Emit the data below verbatim, stripping out any pictures.

### [Stored entries]
====

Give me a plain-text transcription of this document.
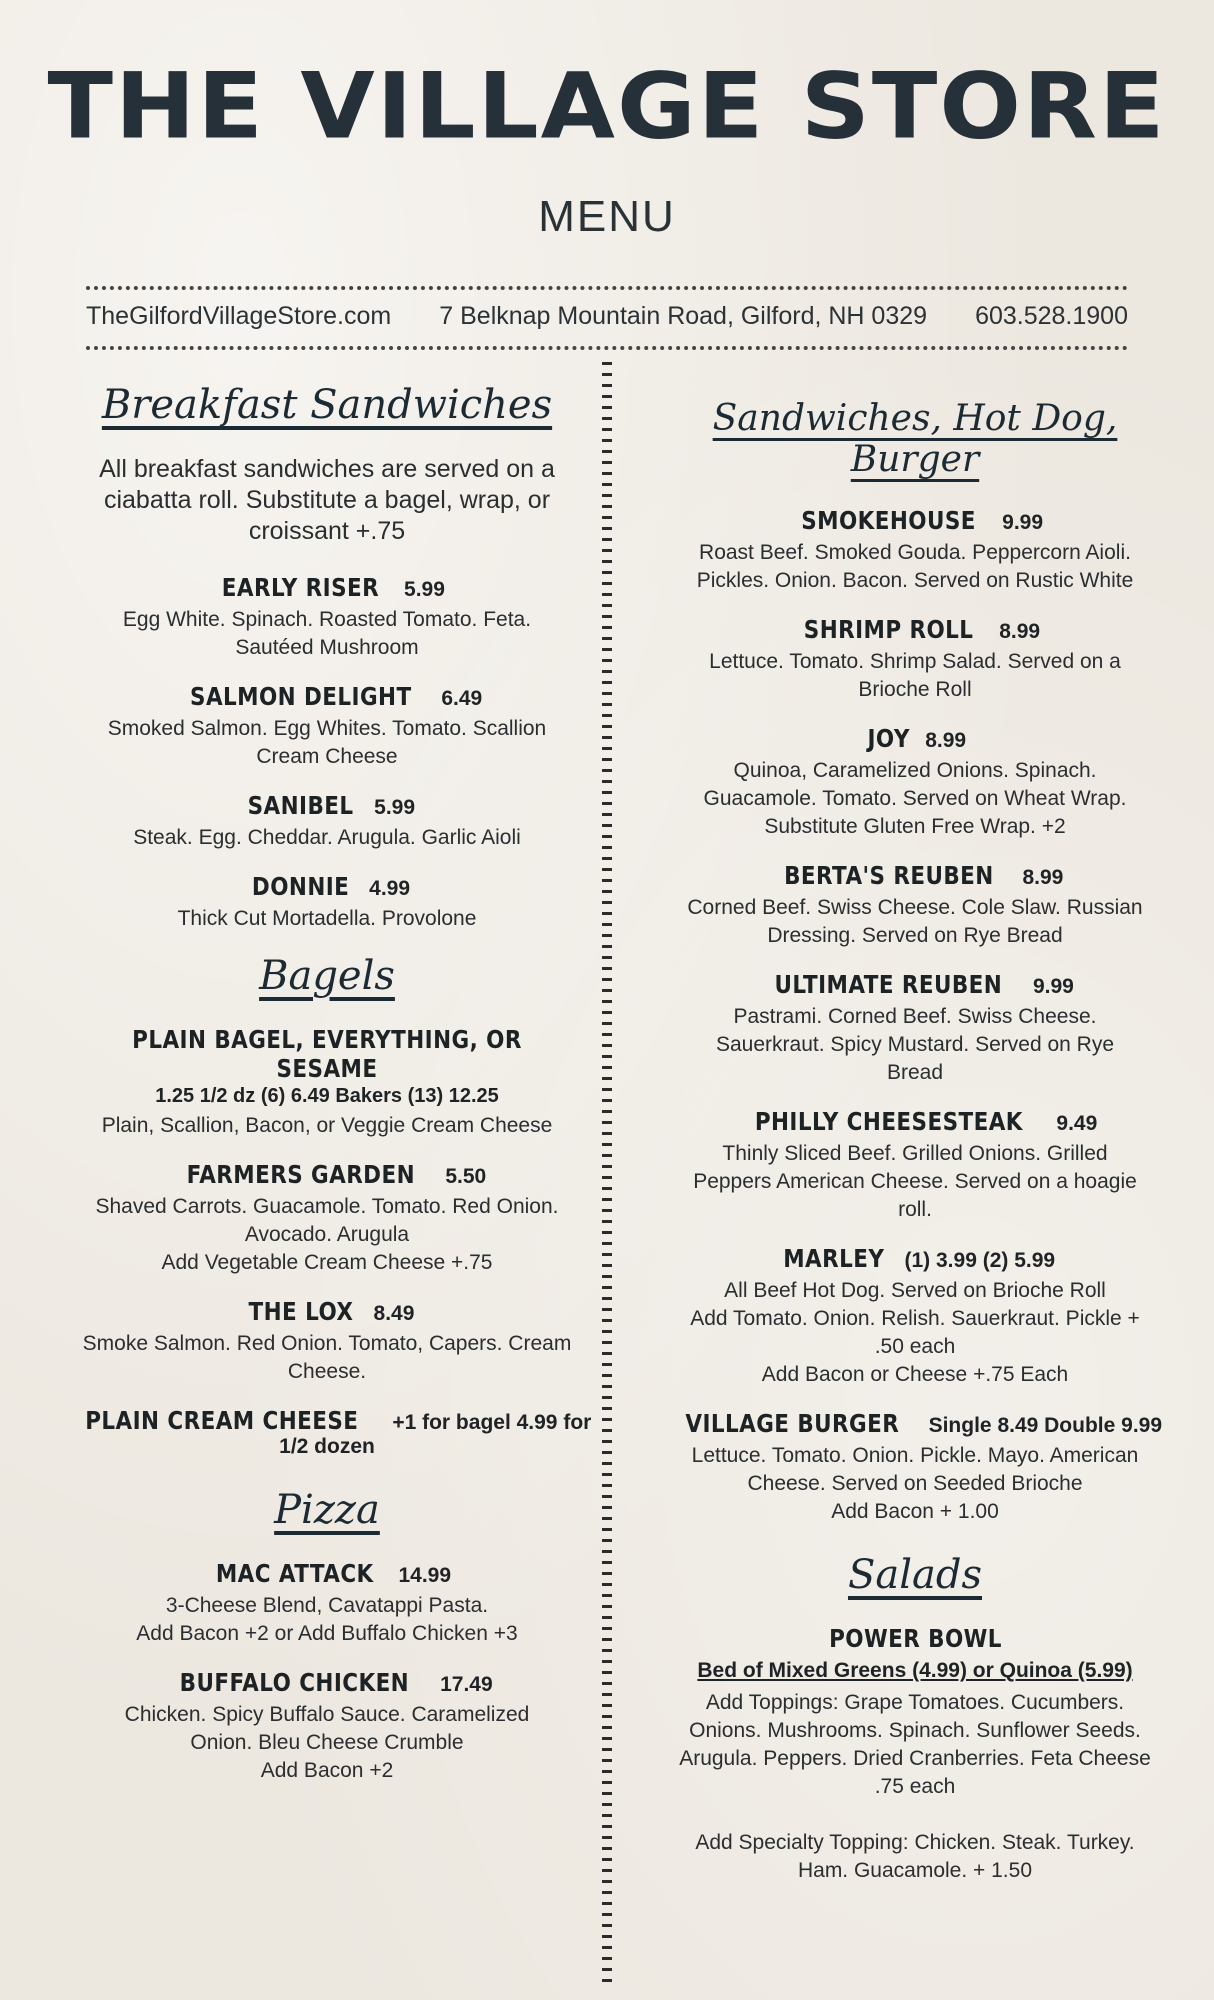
THE VILLAGE STORE
MENU
TheGilfordVillageStore.com 7 Belknap Mountain Road, Gilford, NH 0329 603.528.1900
Breakfast Sandwiches
All breakfast sandwiches are served on a ciabatta roll. Substitute a bagel, wrap, or croissant +.75
EARLY RISER 5.99
Egg White. Spinach. Roasted Tomato. Feta.
Sautéed Mushroom
SALMON DELIGHT 6.49
Smoked Salmon. Egg Whites. Tomato. Scallion
Cream Cheese
SANIBEL 5.99
Steak. Egg. Cheddar. Arugula. Garlic Aioli
DONNIE 4.99
Thick Cut Mortadella. Provolone
Bagels
PLAIN BAGEL, EVERYTHING, OR SESAME
1.25 1/2 dz (6) 6.49 Bakers (13) 12.25
Plain, Scallion, Bacon, or Veggie Cream Cheese
FARMERS GARDEN 5.50
Shaved Carrots. Guacamole. Tomato. Red Onion.
Avocado. Arugula
Add Vegetable Cream Cheese +.75
THE LOX 8.49
Smoke Salmon. Red Onion. Tomato, Capers. Cream
Cheese.
PLAIN CREAM CHEESE +1 for bagel 4.99 for 1/2 dozen
Pizza
MAC ATTACK 14.99
3-Cheese Blend, Cavatappi Pasta.
Add Bacon +2 or Add Buffalo Chicken +3
BUFFALO CHICKEN 17.49
Chicken. Spicy Buffalo Sauce. Caramelized
Onion. Bleu Cheese Crumble
Add Bacon +2
Sandwiches, Hot Dog, Burger
SMOKEHOUSE 9.99
Roast Beef. Smoked Gouda. Peppercorn Aioli.
Pickles. Onion. Bacon. Served on Rustic White
SHRIMP ROLL 8.99
Lettuce. Tomato. Shrimp Salad. Served on a
Brioche Roll
JOY 8.99
Quinoa, Caramelized Onions. Spinach.
Guacamole. Tomato. Served on Wheat Wrap.
Substitute Gluten Free Wrap. +2
BERTA'S REUBEN 8.99
Corned Beef. Swiss Cheese. Cole Slaw. Russian
Dressing. Served on Rye Bread
ULTIMATE REUBEN 9.99
Pastrami. Corned Beef. Swiss Cheese.
Sauerkraut. Spicy Mustard. Served on Rye
Bread
PHILLY CHEESESTEAK 9.49
Thinly Sliced Beef. Grilled Onions. Grilled
Peppers American Cheese. Served on a hoagie
roll.
MARLEY (1) 3.99 (2) 5.99
All Beef Hot Dog. Served on Brioche Roll
Add Tomato. Onion. Relish. Sauerkraut. Pickle +
.50 each
Add Bacon or Cheese +.75 Each
VILLAGE BURGER Single 8.49 Double 9.99
Lettuce. Tomato. Onion. Pickle. Mayo. American
Cheese. Served on Seeded Brioche
Add Bacon + 1.00
Salads
POWER BOWL
Bed of Mixed Greens (4.99) or Quinoa (5.99)
Add Toppings: Grape Tomatoes. Cucumbers.
Onions. Mushrooms. Spinach. Sunflower Seeds.
Arugula. Peppers. Dried Cranberries. Feta Cheese
.75 each

Add Specialty Topping: Chicken. Steak. Turkey.
Ham. Guacamole. + 1.50
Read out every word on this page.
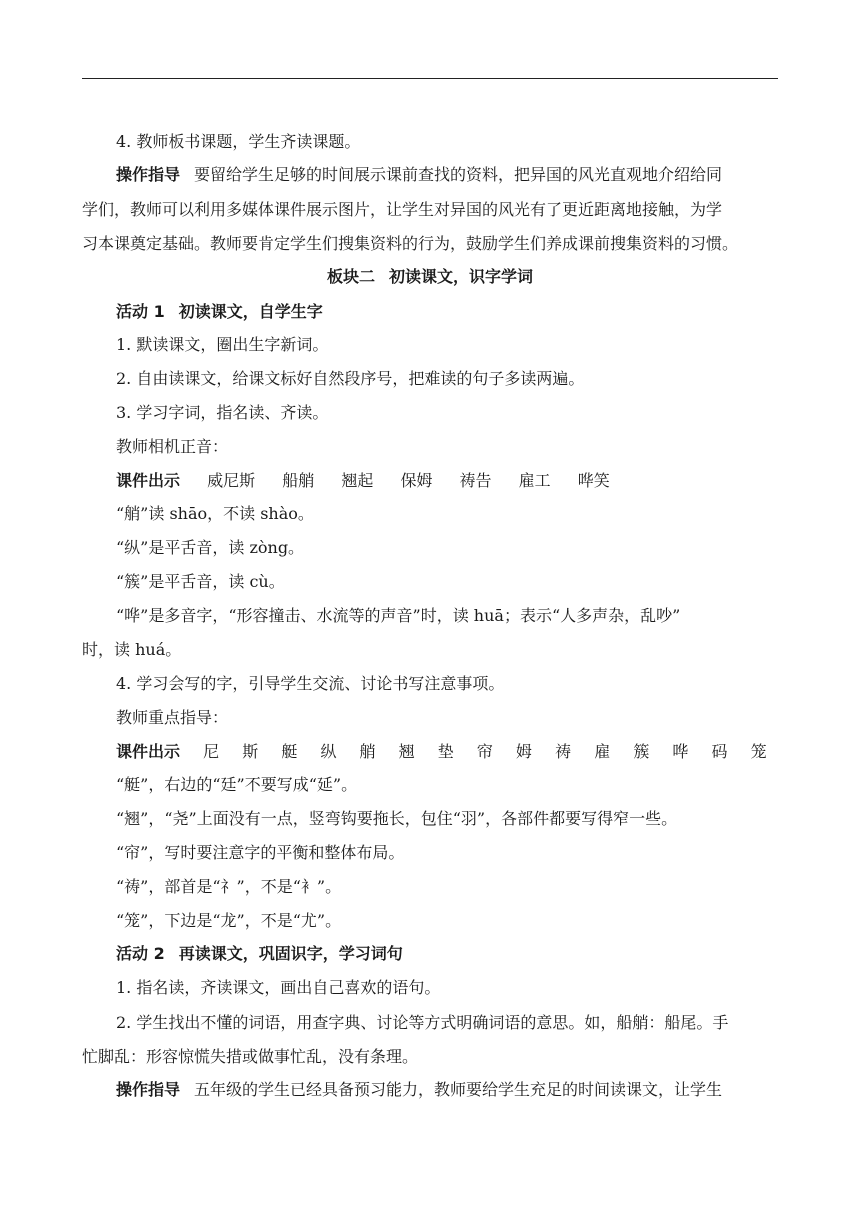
4. 教师板书课题，学生齐读课题。
操作指导 要留给学生足够的时间展示课前查找的资料，把异国的风光直观地介绍给同
学们，教师可以利用多媒体课件展示图片，让学生对异国的风光有了更近距离地接触，为学
习本课奠定基础。教师要肯定学生们搜集资料的行为，鼓励学生们养成课前搜集资料的习惯。
板块二 初读课文，识字学词
活动 1 初读课文，自学生字
1. 默读课文，圈出生字新词。
2. 自由读课文，给课文标好自然段序号，把难读的句子多读两遍。
3. 学习字词，指名读、齐读。
教师相机正音：
课件出示 威尼斯 船艄 翘起 保姆 祷告 雇工 哗笑
“艄”读 shāo，不读 shào。
“纵”是平舌音，读 zòng。
“簇”是平舌音，读 cù。
“哗”是多音字，“形容撞击、水流等的声音”时，读 huā；表示“人多声杂，乱吵”
时，读 huá。
4. 学习会写的字，引导学生交流、讨论书写注意事项。
教师重点指导：
课件出示 尼 斯 艇 纵 艄 翘 垫 帘 姆 祷 雇 簇 哗 码 笼
“艇”，右边的“廷”不要写成“延”。
“翘”，“尧”上面没有一点，竖弯钩要拖长，包住“羽”，各部件都要写得窄一些。
“帘”，写时要注意字的平衡和整体布局。
“祷”，部首是“礻”，不是“衤”。
“笼”，下边是“龙”，不是“尤”。
活动 2 再读课文，巩固识字，学习词句
1. 指名读，齐读课文，画出自己喜欢的语句。
2. 学生找出不懂的词语，用查字典、讨论等方式明确词语的意思。如，船艄：船尾。手
忙脚乱：形容惊慌失措或做事忙乱，没有条理。
操作指导 五年级的学生已经具备预习能力，教师要给学生充足的时间读课文，让学生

====

### [Full solution]
Give me a plain-text transcription of this document.
THE VILLAGE STORE
MENU
TheGilfordVillageStore.com 7 Belknap Mountain Road, Gilford, NH 0329 603.528.1900
Breakfast Sandwiches
All breakfast sandwiches are served on a ciabatta roll. Substitute a bagel, wrap, or croissant +.75
EARLY RISER 5.99
Egg White. Spinach. Roasted Tomato. Feta.
Sautéed Mushroom
SALMON DELIGHT 6.49
Smoked Salmon. Egg Whites. Tomato. Scallion
Cream Cheese
SANIBEL 5.99
Steak. Egg. Cheddar. Arugula. Garlic Aioli
DONNIE 4.99
Thick Cut Mortadella. Provolone
Bagels
PLAIN BAGEL, EVERYTHING, OR SESAME
1.25 1/2 dz (6) 6.49 Bakers (13) 12.25
Plain, Scallion, Bacon, or Veggie Cream Cheese
FARMERS GARDEN 5.50
Shaved Carrots. Guacamole. Tomato. Red Onion.
Avocado. Arugula
Add Vegetable Cream Cheese +.75
THE LOX 8.49
Smoke Salmon. Red Onion. Tomato, Capers. Cream
Cheese.
PLAIN CREAM CHEESE +1 for bagel 4.99 for 1/2 dozen
Pizza
MAC ATTACK 14.99
3-Cheese Blend, Cavatappi Pasta.
Add Bacon +2 or Add Buffalo Chicken +3
BUFFALO CHICKEN 17.49
Chicken. Spicy Buffalo Sauce. Caramelized
Onion. Bleu Cheese Crumble
Add Bacon +2
Sandwiches, Hot Dog, Burger
SMOKEHOUSE 9.99
Roast Beef. Smoked Gouda. Peppercorn Aioli.
Pickles. Onion. Bacon. Served on Rustic White
SHRIMP ROLL 8.99
Lettuce. Tomato. Shrimp Salad. Served on a
Brioche Roll
JOY 8.99
Quinoa, Caramelized Onions. Spinach.
Guacamole. Tomato. Served on Wheat Wrap.
Substitute Gluten Free Wrap. +2
BERTA'S REUBEN 8.99
Corned Beef. Swiss Cheese. Cole Slaw. Russian
Dressing. Served on Rye Bread
ULTIMATE REUBEN 9.99
Pastrami. Corned Beef. Swiss Cheese.
Sauerkraut. Spicy Mustard. Served on Rye
Bread
PHILLY CHEESESTEAK 9.49
Thinly Sliced Beef. Grilled Onions. Grilled
Peppers American Cheese. Served on a hoagie
roll.
MARLEY (1) 3.99 (2) 5.99
All Beef Hot Dog. Served on Brioche Roll
Add Tomato. Onion. Relish. Sauerkraut. Pickle +
.50 each
Add Bacon or Cheese +.75 Each
VILLAGE BURGER Single 8.49 Double 9.99
Lettuce. Tomato. Onion. Pickle. Mayo. American
Cheese. Served on Seeded Brioche
Add Bacon + 1.00
Salads
POWER BOWL
Bed of Mixed Greens (4.99) or Quinoa (5.99)
Add Toppings: Grape Tomatoes. Cucumbers.
Onions. Mushrooms. Spinach. Sunflower Seeds.
Arugula. Peppers. Dried Cranberries. Feta Cheese
.75 each

Add Specialty Topping: Chicken. Steak. Turkey.
Ham. Guacamole. + 1.50
Read out every word on this page.
4. 教师板书课题，学生齐读课题。
操作指导 要留给学生足够的时间展示课前查找的资料，把异国的风光直观地介绍给同
学们，教师可以利用多媒体课件展示图片，让学生对异国的风光有了更近距离地接触，为学
习本课奠定基础。教师要肯定学生们搜集资料的行为，鼓励学生们养成课前搜集资料的习惯。
板块二 初读课文，识字学词
活动 1 初读课文，自学生字
1. 默读课文，圈出生字新词。
2. 自由读课文，给课文标好自然段序号，把难读的句子多读两遍。
3. 学习字词，指名读、齐读。
教师相机正音：
课件出示 威尼斯 船艄 翘起 保姆 祷告 雇工 哗笑
“艄”读 shāo，不读 shào。
“纵”是平舌音，读 zòng。
“簇”是平舌音，读 cù。
“哗”是多音字，“形容撞击、水流等的声音”时，读 huā；表示“人多声杂，乱吵”
时，读 huá。
4. 学习会写的字，引导学生交流、讨论书写注意事项。
教师重点指导：
课件出示 尼 斯 艇 纵 艄 翘 垫 帘 姆 祷 雇 簇 哗 码 笼
“艇”，右边的“廷”不要写成“延”。
“翘”，“尧”上面没有一点，竖弯钩要拖长，包住“羽”，各部件都要写得窄一些。
“帘”，写时要注意字的平衡和整体布局。
“祷”，部首是“礻”，不是“衤”。
“笼”，下边是“龙”，不是“尤”。
活动 2 再读课文，巩固识字，学习词句
1. 指名读，齐读课文，画出自己喜欢的语句。
2. 学生找出不懂的词语，用查字典、讨论等方式明确词语的意思。如，船艄：船尾。手
忙脚乱：形容惊慌失措或做事忙乱，没有条理。
操作指导 五年级的学生已经具备预习能力，教师要给学生充足的时间读课文，让学生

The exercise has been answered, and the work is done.